[Dataset items]
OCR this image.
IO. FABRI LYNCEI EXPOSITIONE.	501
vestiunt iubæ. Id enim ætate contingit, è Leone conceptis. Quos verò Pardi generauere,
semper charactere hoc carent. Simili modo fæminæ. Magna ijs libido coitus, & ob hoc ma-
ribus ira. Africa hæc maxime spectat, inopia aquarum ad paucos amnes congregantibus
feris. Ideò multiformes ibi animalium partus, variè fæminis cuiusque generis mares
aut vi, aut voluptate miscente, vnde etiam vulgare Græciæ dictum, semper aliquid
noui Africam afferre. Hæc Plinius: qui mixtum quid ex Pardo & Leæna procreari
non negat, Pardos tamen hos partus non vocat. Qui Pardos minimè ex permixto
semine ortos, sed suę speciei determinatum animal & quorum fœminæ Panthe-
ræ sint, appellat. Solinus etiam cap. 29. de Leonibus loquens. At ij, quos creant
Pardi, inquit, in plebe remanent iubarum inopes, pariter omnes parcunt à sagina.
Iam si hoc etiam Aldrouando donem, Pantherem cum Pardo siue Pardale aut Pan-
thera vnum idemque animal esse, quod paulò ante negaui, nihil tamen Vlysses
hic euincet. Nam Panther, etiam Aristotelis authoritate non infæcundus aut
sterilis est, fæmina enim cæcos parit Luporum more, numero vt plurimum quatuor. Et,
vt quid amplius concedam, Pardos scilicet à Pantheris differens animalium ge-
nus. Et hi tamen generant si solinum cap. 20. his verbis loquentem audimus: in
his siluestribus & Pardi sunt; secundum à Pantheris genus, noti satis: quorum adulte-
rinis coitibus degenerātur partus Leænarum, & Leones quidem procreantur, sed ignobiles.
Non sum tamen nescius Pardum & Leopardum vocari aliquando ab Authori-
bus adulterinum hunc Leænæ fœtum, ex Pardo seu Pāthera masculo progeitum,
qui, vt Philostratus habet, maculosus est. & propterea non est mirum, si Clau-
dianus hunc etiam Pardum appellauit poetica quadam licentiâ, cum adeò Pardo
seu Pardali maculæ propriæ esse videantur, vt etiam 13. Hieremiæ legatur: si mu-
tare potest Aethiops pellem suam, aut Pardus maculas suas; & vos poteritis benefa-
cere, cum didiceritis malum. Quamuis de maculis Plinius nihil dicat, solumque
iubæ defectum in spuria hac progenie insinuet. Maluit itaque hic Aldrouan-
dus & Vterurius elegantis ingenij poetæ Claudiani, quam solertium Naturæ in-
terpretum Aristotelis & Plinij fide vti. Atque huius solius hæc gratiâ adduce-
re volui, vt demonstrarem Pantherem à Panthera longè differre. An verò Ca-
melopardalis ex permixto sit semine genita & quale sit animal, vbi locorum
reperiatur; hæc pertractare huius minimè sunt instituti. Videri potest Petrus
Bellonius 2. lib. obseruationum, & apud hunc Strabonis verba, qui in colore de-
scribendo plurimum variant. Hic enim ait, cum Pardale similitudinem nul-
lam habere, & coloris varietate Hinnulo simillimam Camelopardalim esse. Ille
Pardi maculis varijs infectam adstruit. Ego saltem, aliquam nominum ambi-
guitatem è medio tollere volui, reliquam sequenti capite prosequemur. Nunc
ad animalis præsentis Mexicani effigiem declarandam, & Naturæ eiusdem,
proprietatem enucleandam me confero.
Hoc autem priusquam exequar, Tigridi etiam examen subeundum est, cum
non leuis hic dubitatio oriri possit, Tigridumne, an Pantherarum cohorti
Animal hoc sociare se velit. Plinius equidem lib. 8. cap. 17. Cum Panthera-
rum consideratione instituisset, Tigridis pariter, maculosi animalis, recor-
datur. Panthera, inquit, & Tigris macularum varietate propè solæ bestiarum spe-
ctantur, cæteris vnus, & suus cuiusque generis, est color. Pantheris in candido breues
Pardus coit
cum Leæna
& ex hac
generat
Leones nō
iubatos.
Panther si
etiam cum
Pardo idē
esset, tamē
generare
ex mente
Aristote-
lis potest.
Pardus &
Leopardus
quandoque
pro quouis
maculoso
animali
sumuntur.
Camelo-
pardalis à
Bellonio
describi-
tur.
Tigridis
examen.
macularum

◆ WHAT THE TASK ASKS
Print the material verbatim, all of it.

◆ SOLUTION FOR THIS PROBLEM
OCR this image.
IO. FABRI LYNCEI EXPOSITIONE.	501
vestiunt iubæ. Id enim ætate contingit, è Leone conceptis. Quos verò Pardi generauere,
semper charactere hoc carent. Simili modo fæminæ. Magna ijs libido coitus, & ob hoc ma-
ribus ira. Africa hæc maxime spectat, inopia aquarum ad paucos amnes congregantibus
feris. Ideò multiformes ibi animalium partus, variè fæminis cuiusque generis mares
aut vi, aut voluptate miscente, vnde etiam vulgare Græciæ dictum, semper aliquid
noui Africam afferre. Hæc Plinius: qui mixtum quid ex Pardo & Leæna procreari
non negat, Pardos tamen hos partus non vocat. Qui Pardos minimè ex permixto
semine ortos, sed suę speciei determinatum animal & quorum fœminæ Panthe-
ræ sint, appellat. Solinus etiam cap. 29. de Leonibus loquens. At ij, quos creant
Pardi, inquit, in plebe remanent iubarum inopes, pariter omnes parcunt à sagina.
Iam si hoc etiam Aldrouando donem, Pantherem cum Pardo siue Pardale aut Pan-
thera vnum idemque animal esse, quod paulò ante negaui, nihil tamen Vlysses
hic euincet. Nam Panther, etiam Aristotelis authoritate non infæcundus aut
sterilis est, fæmina enim cæcos parit Luporum more, numero vt plurimum quatuor. Et,
vt quid amplius concedam, Pardos scilicet à Pantheris differens animalium ge-
nus. Et hi tamen generant si solinum cap. 20. his verbis loquentem audimus: in
his siluestribus & Pardi sunt; secundum à Pantheris genus, noti satis: quorum adulte-
rinis coitibus degenerātur partus Leænarum, & Leones quidem procreantur, sed ignobiles.
Non sum tamen nescius Pardum & Leopardum vocari aliquando ab Authori-
bus adulterinum hunc Leænæ fœtum, ex Pardo seu Pāthera masculo progeitum,
qui, vt Philostratus habet, maculosus est. & propterea non est mirum, si Clau-
dianus hunc etiam Pardum appellauit poetica quadam licentiâ, cum adeò Pardo
seu Pardali maculæ propriæ esse videantur, vt etiam 13. Hieremiæ legatur: si mu-
tare potest Aethiops pellem suam, aut Pardus maculas suas; & vos poteritis benefa-
cere, cum didiceritis malum. Quamuis de maculis Plinius nihil dicat, solumque
iubæ defectum in spuria hac progenie insinuet. Maluit itaque hic Aldrouan-
dus & Vterurius elegantis ingenij poetæ Claudiani, quam solertium Naturæ in-
terpretum Aristotelis & Plinij fide vti. Atque huius solius hæc gratiâ adduce-
re volui, vt demonstrarem Pantherem à Panthera longè differre. An verò Ca-
melopardalis ex permixto sit semine genita & quale sit animal, vbi locorum
reperiatur; hæc pertractare huius minimè sunt instituti. Videri potest Petrus
Bellonius 2. lib. obseruationum, & apud hunc Strabonis verba, qui in colore de-
scribendo plurimum variant. Hic enim ait, cum Pardale similitudinem nul-
lam habere, & coloris varietate Hinnulo simillimam Camelopardalim esse. Ille
Pardi maculis varijs infectam adstruit. Ego saltem, aliquam nominum ambi-
guitatem è medio tollere volui, reliquam sequenti capite prosequemur. Nunc
ad animalis præsentis Mexicani effigiem declarandam, & Naturæ eiusdem,
proprietatem enucleandam me confero.
Hoc autem priusquam exequar, Tigridi etiam examen subeundum est, cum
non leuis hic dubitatio oriri possit, Tigridumne, an Pantherarum cohorti
Animal hoc sociare se velit. Plinius equidem lib. 8. cap. 17. Cum Panthera-
rum consideratione instituisset, Tigridis pariter, maculosi animalis, recor-
datur. Panthera, inquit, & Tigris macularum varietate propè solæ bestiarum spe-
ctantur, cæteris vnus, & suus cuiusque generis, est color. Pantheris in candido breues
Pardus coit
cum Leæna
& ex hac
generat
Leones nō
iubatos.
Panther si
etiam cum
Pardo idē
esset, tamē
generare
ex mente
Aristote-
lis potest.
Pardus &
Leopardus
quandoque
pro quouis
maculoso
animali
sumuntur.
Camelo-
pardalis à
Bellonio
describi-
tur.
Tigridis
examen.
macularum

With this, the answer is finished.